Exercise objective: Can all of these lines be returned exactly?

[Records from a data collection]
— Start —

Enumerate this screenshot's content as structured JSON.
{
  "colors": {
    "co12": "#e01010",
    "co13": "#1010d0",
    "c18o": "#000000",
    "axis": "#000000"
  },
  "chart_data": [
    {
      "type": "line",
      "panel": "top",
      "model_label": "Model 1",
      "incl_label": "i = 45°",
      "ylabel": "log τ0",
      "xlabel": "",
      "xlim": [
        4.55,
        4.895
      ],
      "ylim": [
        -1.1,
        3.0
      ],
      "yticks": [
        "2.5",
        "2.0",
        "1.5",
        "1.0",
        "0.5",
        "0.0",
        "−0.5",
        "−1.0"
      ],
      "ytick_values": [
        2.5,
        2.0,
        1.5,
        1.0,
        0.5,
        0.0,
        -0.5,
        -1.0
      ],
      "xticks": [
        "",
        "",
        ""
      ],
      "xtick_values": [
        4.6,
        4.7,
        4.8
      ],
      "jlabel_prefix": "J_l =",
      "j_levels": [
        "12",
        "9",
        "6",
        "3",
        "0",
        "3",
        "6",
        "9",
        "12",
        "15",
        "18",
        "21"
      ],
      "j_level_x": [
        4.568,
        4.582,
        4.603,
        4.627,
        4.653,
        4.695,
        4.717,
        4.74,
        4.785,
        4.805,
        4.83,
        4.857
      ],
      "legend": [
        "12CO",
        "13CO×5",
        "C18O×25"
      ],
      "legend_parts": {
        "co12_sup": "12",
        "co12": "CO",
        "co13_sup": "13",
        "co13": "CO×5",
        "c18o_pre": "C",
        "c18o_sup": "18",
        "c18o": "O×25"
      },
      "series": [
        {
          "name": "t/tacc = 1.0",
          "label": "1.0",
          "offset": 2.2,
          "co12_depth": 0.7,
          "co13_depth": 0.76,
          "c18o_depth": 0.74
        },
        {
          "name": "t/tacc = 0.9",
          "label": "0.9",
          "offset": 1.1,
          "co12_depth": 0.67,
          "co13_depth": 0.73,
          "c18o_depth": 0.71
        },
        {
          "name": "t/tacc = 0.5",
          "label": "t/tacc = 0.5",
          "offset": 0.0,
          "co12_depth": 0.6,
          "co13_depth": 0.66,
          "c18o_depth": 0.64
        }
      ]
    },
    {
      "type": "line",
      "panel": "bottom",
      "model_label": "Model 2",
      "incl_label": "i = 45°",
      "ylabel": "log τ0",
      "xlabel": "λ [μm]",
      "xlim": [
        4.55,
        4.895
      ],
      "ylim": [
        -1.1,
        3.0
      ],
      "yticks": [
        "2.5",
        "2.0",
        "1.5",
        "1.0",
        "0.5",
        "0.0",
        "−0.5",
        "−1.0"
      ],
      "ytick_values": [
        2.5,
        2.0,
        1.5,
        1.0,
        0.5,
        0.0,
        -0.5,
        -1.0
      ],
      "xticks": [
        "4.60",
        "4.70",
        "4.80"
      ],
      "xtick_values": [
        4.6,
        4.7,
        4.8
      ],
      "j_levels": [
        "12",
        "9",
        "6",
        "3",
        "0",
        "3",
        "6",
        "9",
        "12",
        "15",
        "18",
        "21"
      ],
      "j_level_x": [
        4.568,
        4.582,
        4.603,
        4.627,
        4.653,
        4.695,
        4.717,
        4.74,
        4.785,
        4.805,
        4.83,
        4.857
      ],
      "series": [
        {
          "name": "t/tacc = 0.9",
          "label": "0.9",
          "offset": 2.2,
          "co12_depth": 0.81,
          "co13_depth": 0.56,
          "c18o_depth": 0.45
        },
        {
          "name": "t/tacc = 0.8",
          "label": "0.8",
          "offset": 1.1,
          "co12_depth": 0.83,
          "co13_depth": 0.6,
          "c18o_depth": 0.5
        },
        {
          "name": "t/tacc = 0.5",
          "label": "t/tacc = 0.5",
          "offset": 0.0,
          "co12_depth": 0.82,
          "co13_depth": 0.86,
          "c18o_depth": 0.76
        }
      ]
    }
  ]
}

— End —

Answer to this task:
Enumerate this screenshot's content as structured JSON.
{
  "colors": {
    "co12": "#e01010",
    "co13": "#1010d0",
    "c18o": "#000000",
    "axis": "#000000"
  },
  "chart_data": [
    {
      "type": "line",
      "panel": "top",
      "model_label": "Model 1",
      "incl_label": "i = 45°",
      "ylabel": "log τ0",
      "xlabel": "",
      "xlim": [
        4.55,
        4.895
      ],
      "ylim": [
        -1.1,
        3.0
      ],
      "yticks": [
        "2.5",
        "2.0",
        "1.5",
        "1.0",
        "0.5",
        "0.0",
        "−0.5",
        "−1.0"
      ],
      "ytick_values": [
        2.5,
        2.0,
        1.5,
        1.0,
        0.5,
        0.0,
        -0.5,
        -1.0
      ],
      "xticks": [
        "",
        "",
        ""
      ],
      "xtick_values": [
        4.6,
        4.7,
        4.8
      ],
      "jlabel_prefix": "J_l =",
      "j_levels": [
        "12",
        "9",
        "6",
        "3",
        "0",
        "3",
        "6",
        "9",
        "12",
        "15",
        "18",
        "21"
      ],
      "j_level_x": [
        4.568,
        4.582,
        4.603,
        4.627,
        4.653,
        4.695,
        4.717,
        4.74,
        4.785,
        4.805,
        4.83,
        4.857
      ],
      "legend": [
        "12CO",
        "13CO×5",
        "C18O×25"
      ],
      "legend_parts": {
        "co12_sup": "12",
        "co12": "CO",
        "co13_sup": "13",
        "co13": "CO×5",
        "c18o_pre": "C",
        "c18o_sup": "18",
        "c18o": "O×25"
      },
      "series": [
        {
          "name": "t/tacc = 1.0",
          "label": "1.0",
          "offset": 2.2,
          "co12_depth": 0.7,
          "co13_depth": 0.76,
          "c18o_depth": 0.74
        },
        {
          "name": "t/tacc = 0.9",
          "label": "0.9",
          "offset": 1.1,
          "co12_depth": 0.67,
          "co13_depth": 0.73,
          "c18o_depth": 0.71
        },
        {
          "name": "t/tacc = 0.5",
          "label": "t/tacc = 0.5",
          "offset": 0.0,
          "co12_depth": 0.6,
          "co13_depth": 0.66,
          "c18o_depth": 0.64
        }
      ]
    },
    {
      "type": "line",
      "panel": "bottom",
      "model_label": "Model 2",
      "incl_label": "i = 45°",
      "ylabel": "log τ0",
      "xlabel": "λ [μm]",
      "xlim": [
        4.55,
        4.895
      ],
      "ylim": [
        -1.1,
        3.0
      ],
      "yticks": [
        "2.5",
        "2.0",
        "1.5",
        "1.0",
        "0.5",
        "0.0",
        "−0.5",
        "−1.0"
      ],
      "ytick_values": [
        2.5,
        2.0,
        1.5,
        1.0,
        0.5,
        0.0,
        -0.5,
        -1.0
      ],
      "xticks": [
        "4.60",
        "4.70",
        "4.80"
      ],
      "xtick_values": [
        4.6,
        4.7,
        4.8
      ],
      "j_levels": [
        "12",
        "9",
        "6",
        "3",
        "0",
        "3",
        "6",
        "9",
        "12",
        "15",
        "18",
        "21"
      ],
      "j_level_x": [
        4.568,
        4.582,
        4.603,
        4.627,
        4.653,
        4.695,
        4.717,
        4.74,
        4.785,
        4.805,
        4.83,
        4.857
      ],
      "series": [
        {
          "name": "t/tacc = 0.9",
          "label": "0.9",
          "offset": 2.2,
          "co12_depth": 0.81,
          "co13_depth": 0.56,
          "c18o_depth": 0.45
        },
        {
          "name": "t/tacc = 0.8",
          "label": "0.8",
          "offset": 1.1,
          "co12_depth": 0.83,
          "co13_depth": 0.6,
          "c18o_depth": 0.5
        },
        {
          "name": "t/tacc = 0.5",
          "label": "t/tacc = 0.5",
          "offset": 0.0,
          "co12_depth": 0.82,
          "co13_depth": 0.86,
          "c18o_depth": 0.76
        }
      ]
    }
  ]
}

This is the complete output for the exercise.